## TASK DESCRIPTION
Spot each line in the records below where the word "subtitle" occurs, then copy it.

## DATA EXTRACT
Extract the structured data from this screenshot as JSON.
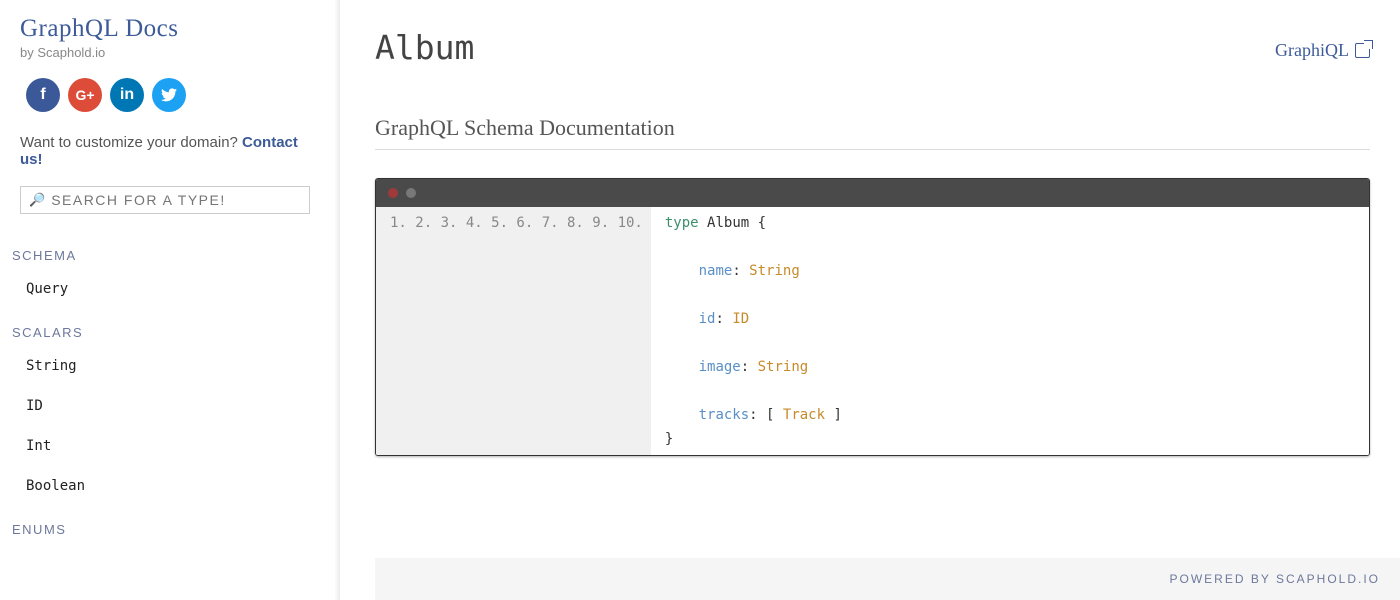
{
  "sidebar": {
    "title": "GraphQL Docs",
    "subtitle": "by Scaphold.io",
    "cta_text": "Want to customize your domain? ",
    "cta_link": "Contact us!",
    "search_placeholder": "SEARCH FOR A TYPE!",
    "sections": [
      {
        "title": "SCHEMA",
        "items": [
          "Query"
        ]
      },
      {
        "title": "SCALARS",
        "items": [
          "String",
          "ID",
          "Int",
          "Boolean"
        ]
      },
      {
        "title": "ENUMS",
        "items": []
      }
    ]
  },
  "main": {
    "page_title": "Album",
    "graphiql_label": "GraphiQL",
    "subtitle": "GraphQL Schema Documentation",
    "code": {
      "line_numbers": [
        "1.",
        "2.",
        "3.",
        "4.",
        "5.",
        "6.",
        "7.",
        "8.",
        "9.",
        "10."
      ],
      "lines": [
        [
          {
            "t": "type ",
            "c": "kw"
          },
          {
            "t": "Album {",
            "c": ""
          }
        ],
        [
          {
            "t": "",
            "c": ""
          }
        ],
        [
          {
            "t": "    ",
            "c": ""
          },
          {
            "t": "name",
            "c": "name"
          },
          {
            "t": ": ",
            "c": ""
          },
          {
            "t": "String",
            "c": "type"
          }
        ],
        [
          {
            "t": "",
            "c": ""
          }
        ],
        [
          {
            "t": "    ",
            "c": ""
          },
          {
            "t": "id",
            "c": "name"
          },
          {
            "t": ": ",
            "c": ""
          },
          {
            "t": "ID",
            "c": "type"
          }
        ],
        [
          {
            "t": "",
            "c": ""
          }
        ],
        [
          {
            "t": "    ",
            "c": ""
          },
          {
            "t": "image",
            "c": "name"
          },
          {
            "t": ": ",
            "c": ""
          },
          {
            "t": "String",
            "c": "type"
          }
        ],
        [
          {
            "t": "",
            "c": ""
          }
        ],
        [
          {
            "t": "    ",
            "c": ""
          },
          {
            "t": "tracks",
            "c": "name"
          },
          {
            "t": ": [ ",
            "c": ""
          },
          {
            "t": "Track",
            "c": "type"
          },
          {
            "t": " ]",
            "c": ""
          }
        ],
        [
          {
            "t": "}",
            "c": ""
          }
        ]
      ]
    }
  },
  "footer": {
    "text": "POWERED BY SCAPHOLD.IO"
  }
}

* * *

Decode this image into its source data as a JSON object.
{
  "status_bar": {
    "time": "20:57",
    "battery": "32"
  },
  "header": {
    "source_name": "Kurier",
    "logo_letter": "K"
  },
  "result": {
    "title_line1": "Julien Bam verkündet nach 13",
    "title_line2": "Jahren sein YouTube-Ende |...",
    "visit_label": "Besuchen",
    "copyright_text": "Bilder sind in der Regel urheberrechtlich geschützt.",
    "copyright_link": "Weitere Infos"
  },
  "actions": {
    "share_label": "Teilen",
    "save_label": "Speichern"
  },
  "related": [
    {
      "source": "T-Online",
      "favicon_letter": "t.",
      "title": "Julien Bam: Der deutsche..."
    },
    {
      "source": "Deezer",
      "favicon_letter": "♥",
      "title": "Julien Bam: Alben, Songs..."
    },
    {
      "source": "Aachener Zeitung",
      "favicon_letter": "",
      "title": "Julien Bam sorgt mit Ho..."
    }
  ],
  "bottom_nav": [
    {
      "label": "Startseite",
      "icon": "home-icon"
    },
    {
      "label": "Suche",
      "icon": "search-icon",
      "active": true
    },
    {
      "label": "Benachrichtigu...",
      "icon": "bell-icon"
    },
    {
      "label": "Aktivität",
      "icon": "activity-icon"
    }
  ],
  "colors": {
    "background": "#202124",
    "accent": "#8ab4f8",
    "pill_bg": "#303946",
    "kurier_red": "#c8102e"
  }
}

## ANSWER TO THE PROBLEM
    "subtitle": "by Scaphold.io",
    "subtitle": "GraphQL Schema Documentation",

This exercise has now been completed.